**Written instruction**.
Provide only the number of lines in the records below that include "Student".

**Available records**.
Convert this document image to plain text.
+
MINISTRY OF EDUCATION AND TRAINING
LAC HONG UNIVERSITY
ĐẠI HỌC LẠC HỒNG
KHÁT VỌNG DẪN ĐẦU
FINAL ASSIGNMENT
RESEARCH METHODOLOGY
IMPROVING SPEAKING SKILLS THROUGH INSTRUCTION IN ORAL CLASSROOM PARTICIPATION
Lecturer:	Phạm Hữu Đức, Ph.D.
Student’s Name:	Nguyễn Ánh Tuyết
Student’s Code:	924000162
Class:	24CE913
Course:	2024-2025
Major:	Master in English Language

**Final result**.
2